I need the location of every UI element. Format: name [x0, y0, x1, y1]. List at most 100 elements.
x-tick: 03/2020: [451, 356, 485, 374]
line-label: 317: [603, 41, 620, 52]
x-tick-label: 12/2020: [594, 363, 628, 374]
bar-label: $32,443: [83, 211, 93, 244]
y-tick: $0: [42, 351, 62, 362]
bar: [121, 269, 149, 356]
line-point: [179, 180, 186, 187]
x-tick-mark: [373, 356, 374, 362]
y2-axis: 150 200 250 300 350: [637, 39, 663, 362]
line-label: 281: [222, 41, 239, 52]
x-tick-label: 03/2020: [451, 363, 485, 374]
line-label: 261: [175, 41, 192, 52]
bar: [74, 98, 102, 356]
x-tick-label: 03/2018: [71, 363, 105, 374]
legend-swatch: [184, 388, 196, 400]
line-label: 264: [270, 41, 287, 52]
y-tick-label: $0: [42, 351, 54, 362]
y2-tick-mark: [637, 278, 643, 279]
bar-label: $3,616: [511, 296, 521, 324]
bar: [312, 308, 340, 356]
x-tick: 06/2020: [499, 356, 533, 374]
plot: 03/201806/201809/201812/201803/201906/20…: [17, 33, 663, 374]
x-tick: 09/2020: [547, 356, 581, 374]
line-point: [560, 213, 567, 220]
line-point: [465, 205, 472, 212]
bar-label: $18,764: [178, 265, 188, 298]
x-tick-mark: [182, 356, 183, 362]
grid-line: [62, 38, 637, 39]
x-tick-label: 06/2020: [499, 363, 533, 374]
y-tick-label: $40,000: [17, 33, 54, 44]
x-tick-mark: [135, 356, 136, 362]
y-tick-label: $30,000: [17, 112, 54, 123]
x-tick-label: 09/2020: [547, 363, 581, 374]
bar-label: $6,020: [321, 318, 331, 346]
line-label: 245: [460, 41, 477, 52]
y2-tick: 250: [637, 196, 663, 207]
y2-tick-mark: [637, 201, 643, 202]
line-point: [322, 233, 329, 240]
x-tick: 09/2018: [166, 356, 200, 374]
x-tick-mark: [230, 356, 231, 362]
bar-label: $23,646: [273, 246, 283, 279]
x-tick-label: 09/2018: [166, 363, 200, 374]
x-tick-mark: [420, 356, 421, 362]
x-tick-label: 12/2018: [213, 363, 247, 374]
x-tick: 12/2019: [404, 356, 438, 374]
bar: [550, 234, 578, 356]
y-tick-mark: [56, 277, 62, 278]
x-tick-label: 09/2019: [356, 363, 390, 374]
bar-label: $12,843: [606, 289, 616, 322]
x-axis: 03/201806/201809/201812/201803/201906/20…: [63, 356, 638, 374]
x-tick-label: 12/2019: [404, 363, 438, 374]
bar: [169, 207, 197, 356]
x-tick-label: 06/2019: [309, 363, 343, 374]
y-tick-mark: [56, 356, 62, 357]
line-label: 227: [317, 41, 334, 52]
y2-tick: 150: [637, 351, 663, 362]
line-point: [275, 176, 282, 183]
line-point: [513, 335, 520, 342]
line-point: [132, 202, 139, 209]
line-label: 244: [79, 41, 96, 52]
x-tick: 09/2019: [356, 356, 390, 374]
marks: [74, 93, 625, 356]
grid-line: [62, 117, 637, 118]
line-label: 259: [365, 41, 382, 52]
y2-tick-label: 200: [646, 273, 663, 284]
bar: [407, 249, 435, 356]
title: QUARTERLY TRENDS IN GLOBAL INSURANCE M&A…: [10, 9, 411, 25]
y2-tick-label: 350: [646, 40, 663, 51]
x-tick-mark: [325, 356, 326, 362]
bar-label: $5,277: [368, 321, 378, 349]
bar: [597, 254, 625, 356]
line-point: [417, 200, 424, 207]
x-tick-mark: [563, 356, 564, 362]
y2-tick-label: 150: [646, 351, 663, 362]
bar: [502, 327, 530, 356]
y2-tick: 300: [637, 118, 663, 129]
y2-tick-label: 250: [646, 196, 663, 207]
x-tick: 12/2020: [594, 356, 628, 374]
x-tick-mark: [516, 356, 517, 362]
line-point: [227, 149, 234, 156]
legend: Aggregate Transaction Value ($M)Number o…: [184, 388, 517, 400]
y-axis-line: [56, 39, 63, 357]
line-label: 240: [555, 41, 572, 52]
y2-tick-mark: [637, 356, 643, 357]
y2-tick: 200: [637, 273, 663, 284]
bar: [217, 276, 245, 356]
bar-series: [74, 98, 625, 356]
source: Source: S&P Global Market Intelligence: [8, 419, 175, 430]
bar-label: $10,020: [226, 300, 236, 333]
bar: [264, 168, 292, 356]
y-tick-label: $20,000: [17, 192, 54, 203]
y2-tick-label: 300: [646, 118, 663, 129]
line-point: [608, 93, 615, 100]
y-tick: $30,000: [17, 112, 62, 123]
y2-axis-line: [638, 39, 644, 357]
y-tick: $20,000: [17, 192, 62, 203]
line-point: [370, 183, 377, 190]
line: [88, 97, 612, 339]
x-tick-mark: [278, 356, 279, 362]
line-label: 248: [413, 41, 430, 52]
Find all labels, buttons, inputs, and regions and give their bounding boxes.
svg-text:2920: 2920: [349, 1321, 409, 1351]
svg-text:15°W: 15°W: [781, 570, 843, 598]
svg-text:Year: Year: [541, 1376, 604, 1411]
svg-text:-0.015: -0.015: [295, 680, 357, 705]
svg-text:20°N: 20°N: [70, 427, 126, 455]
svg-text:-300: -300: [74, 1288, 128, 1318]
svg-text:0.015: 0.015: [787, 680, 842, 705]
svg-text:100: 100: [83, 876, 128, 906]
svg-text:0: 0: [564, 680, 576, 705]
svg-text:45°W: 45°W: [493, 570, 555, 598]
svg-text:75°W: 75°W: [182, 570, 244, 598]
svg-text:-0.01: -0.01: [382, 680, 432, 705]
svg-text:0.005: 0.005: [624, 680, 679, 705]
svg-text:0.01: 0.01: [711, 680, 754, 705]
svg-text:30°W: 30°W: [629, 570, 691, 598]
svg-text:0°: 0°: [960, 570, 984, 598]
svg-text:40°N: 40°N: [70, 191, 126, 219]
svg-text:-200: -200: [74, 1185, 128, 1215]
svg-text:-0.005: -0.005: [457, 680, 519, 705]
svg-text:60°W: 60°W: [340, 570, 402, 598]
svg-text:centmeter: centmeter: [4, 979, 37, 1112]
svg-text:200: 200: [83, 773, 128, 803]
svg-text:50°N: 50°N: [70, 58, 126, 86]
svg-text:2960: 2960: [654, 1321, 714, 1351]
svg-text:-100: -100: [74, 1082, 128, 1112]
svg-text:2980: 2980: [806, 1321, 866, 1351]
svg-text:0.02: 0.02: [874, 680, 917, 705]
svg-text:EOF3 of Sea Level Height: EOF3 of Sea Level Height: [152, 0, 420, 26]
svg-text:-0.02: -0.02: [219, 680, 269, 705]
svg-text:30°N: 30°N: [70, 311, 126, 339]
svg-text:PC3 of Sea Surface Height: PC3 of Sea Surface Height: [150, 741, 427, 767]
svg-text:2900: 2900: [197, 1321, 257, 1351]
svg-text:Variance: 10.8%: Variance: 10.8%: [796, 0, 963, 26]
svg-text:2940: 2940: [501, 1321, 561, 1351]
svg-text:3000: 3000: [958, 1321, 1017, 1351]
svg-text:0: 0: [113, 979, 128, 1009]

########

* **Description of the task**
Change each "bar-label" in the records to "value-label" and reproduce the lines with nothing else altered.

* **Task solution**
I need the location of every UI element. Format: name [x0, y0, x1, y1]. List at most 100 elements.
x-tick: 03/2020: [451, 356, 485, 374]
line-label: 317: [603, 41, 620, 52]
x-tick-label: 12/2020: [594, 363, 628, 374]
value-label: $32,443: [83, 211, 93, 244]
y-tick: $0: [42, 351, 62, 362]
bar: [121, 269, 149, 356]
line-point: [179, 180, 186, 187]
x-tick-mark: [373, 356, 374, 362]
y2-axis: 150 200 250 300 350: [637, 39, 663, 362]
line-label: 281: [222, 41, 239, 52]
x-tick-label: 03/2020: [451, 363, 485, 374]
line-label: 261: [175, 41, 192, 52]
bar: [74, 98, 102, 356]
x-tick-label: 03/2018: [71, 363, 105, 374]
legend-swatch: [184, 388, 196, 400]
line-label: 264: [270, 41, 287, 52]
y-tick-label: $0: [42, 351, 54, 362]
y2-tick-mark: [637, 278, 643, 279]
value-label: $3,616: [511, 296, 521, 324]
bar: [312, 308, 340, 356]
x-tick: 06/2020: [499, 356, 533, 374]
plot: 03/201806/201809/201812/201803/201906/20…: [17, 33, 663, 374]
x-tick: 09/2020: [547, 356, 581, 374]
line-point: [560, 213, 567, 220]
line-point: [465, 205, 472, 212]
value-label: $18,764: [178, 265, 188, 298]
x-tick-mark: [182, 356, 183, 362]
grid-line: [62, 38, 637, 39]
x-tick-label: 06/2020: [499, 363, 533, 374]
y-tick-label: $40,000: [17, 33, 54, 44]
x-tick-mark: [135, 356, 136, 362]
y-tick-label: $30,000: [17, 112, 54, 123]
x-tick-label: 09/2020: [547, 363, 581, 374]
value-label: $6,020: [321, 318, 331, 346]
line-label: 245: [460, 41, 477, 52]
y2-tick: 250: [637, 196, 663, 207]
y2-tick-mark: [637, 201, 643, 202]
line-point: [322, 233, 329, 240]
x-tick: 09/2018: [166, 356, 200, 374]
x-tick-mark: [230, 356, 231, 362]
value-label: $23,646: [273, 246, 283, 279]
x-tick-label: 09/2018: [166, 363, 200, 374]
x-tick-mark: [420, 356, 421, 362]
x-tick-label: 12/2018: [213, 363, 247, 374]
x-tick: 12/2019: [404, 356, 438, 374]
bar: [550, 234, 578, 356]
y-tick-mark: [56, 277, 62, 278]
x-tick-label: 09/2019: [356, 363, 390, 374]
value-label: $12,843: [606, 289, 616, 322]
x-axis: 03/201806/201809/201812/201803/201906/20…: [63, 356, 638, 374]
x-tick-label: 12/2019: [404, 363, 438, 374]
bar: [169, 207, 197, 356]
x-tick-label: 06/2019: [309, 363, 343, 374]
y-tick-mark: [56, 356, 62, 357]
line-label: 227: [317, 41, 334, 52]
y2-tick: 150: [637, 351, 663, 362]
line-point: [275, 176, 282, 183]
line-point: [513, 335, 520, 342]
line-point: [132, 202, 139, 209]
line-label: 244: [79, 41, 96, 52]
x-tick: 09/2019: [356, 356, 390, 374]
marks: [74, 93, 625, 356]
grid-line: [62, 117, 637, 118]
line-label: 259: [365, 41, 382, 52]
y2-tick-label: 200: [646, 273, 663, 284]
bar: [407, 249, 435, 356]
title: QUARTERLY TRENDS IN GLOBAL INSURANCE M&A…: [10, 9, 411, 25]
y2-tick-label: 350: [646, 40, 663, 51]
x-tick-mark: [325, 356, 326, 362]
value-label: $5,277: [368, 321, 378, 349]
bar: [597, 254, 625, 356]
line-point: [417, 200, 424, 207]
x-tick-mark: [563, 356, 564, 362]
y2-tick-label: 150: [646, 351, 663, 362]
bar: [502, 327, 530, 356]
y2-tick: 300: [637, 118, 663, 129]
y2-tick-label: 250: [646, 196, 663, 207]
x-tick: 12/2020: [594, 356, 628, 374]
x-tick-mark: [516, 356, 517, 362]
line-point: [227, 149, 234, 156]
legend: Aggregate Transaction Value ($M)Number o…: [184, 388, 517, 400]
y-axis-line: [56, 39, 63, 357]
line-label: 240: [555, 41, 572, 52]
y2-tick-mark: [637, 356, 643, 357]
y2-tick: 200: [637, 273, 663, 284]
bar: [217, 276, 245, 356]
bar-series: [74, 98, 625, 356]
source: Source: S&P Global Market Intelligence: [8, 419, 175, 430]
value-label: $10,020: [226, 300, 236, 333]
bar: [264, 168, 292, 356]
y-tick-label: $20,000: [17, 192, 54, 203]
y2-tick-label: 300: [646, 118, 663, 129]
line-point: [608, 93, 615, 100]
y-tick: $30,000: [17, 112, 62, 123]
y2-axis-line: [638, 39, 644, 357]
y-tick: $20,000: [17, 192, 62, 203]
line-point: [370, 183, 377, 190]
line: [88, 97, 612, 339]
x-tick-mark: [278, 356, 279, 362]
line-label: 248: [413, 41, 430, 52]
Find all labels, buttons, inputs, and regions and give their bounding boxes.
svg-text:2920: 2920: [349, 1321, 409, 1351]
svg-text:15°W: 15°W: [781, 570, 843, 598]
svg-text:Year: Year: [541, 1376, 604, 1411]
svg-text:-0.015: -0.015: [295, 680, 357, 705]
svg-text:20°N: 20°N: [70, 427, 126, 455]
svg-text:-300: -300: [74, 1288, 128, 1318]
svg-text:0.015: 0.015: [787, 680, 842, 705]
svg-text:100: 100: [83, 876, 128, 906]
svg-text:0: 0: [564, 680, 576, 705]
svg-text:45°W: 45°W: [493, 570, 555, 598]
svg-text:75°W: 75°W: [182, 570, 244, 598]
svg-text:-0.01: -0.01: [382, 680, 432, 705]
svg-text:0.005: 0.005: [624, 680, 679, 705]
svg-text:0.01: 0.01: [711, 680, 754, 705]
svg-text:30°W: 30°W: [629, 570, 691, 598]
svg-text:0°: 0°: [960, 570, 984, 598]
svg-text:40°N: 40°N: [70, 191, 126, 219]
svg-text:-200: -200: [74, 1185, 128, 1215]
svg-text:-0.005: -0.005: [457, 680, 519, 705]
svg-text:60°W: 60°W: [340, 570, 402, 598]
svg-text:centmeter: centmeter: [4, 979, 37, 1112]
svg-text:200: 200: [83, 773, 128, 803]
svg-text:50°N: 50°N: [70, 58, 126, 86]
svg-text:2960: 2960: [654, 1321, 714, 1351]
svg-text:-100: -100: [74, 1082, 128, 1112]
svg-text:2980: 2980: [806, 1321, 866, 1351]
svg-text:0.02: 0.02: [874, 680, 917, 705]
svg-text:EOF3 of Sea Level Height: EOF3 of Sea Level Height: [152, 0, 420, 26]
svg-text:-0.02: -0.02: [219, 680, 269, 705]
svg-text:30°N: 30°N: [70, 311, 126, 339]
svg-text:PC3 of Sea Surface Height: PC3 of Sea Surface Height: [150, 741, 427, 767]
svg-text:2900: 2900: [197, 1321, 257, 1351]
svg-text:Variance: 10.8%: Variance: 10.8%: [796, 0, 963, 26]
svg-text:2940: 2940: [501, 1321, 561, 1351]
svg-text:3000: 3000: [958, 1321, 1017, 1351]
svg-text:0: 0: [113, 979, 128, 1009]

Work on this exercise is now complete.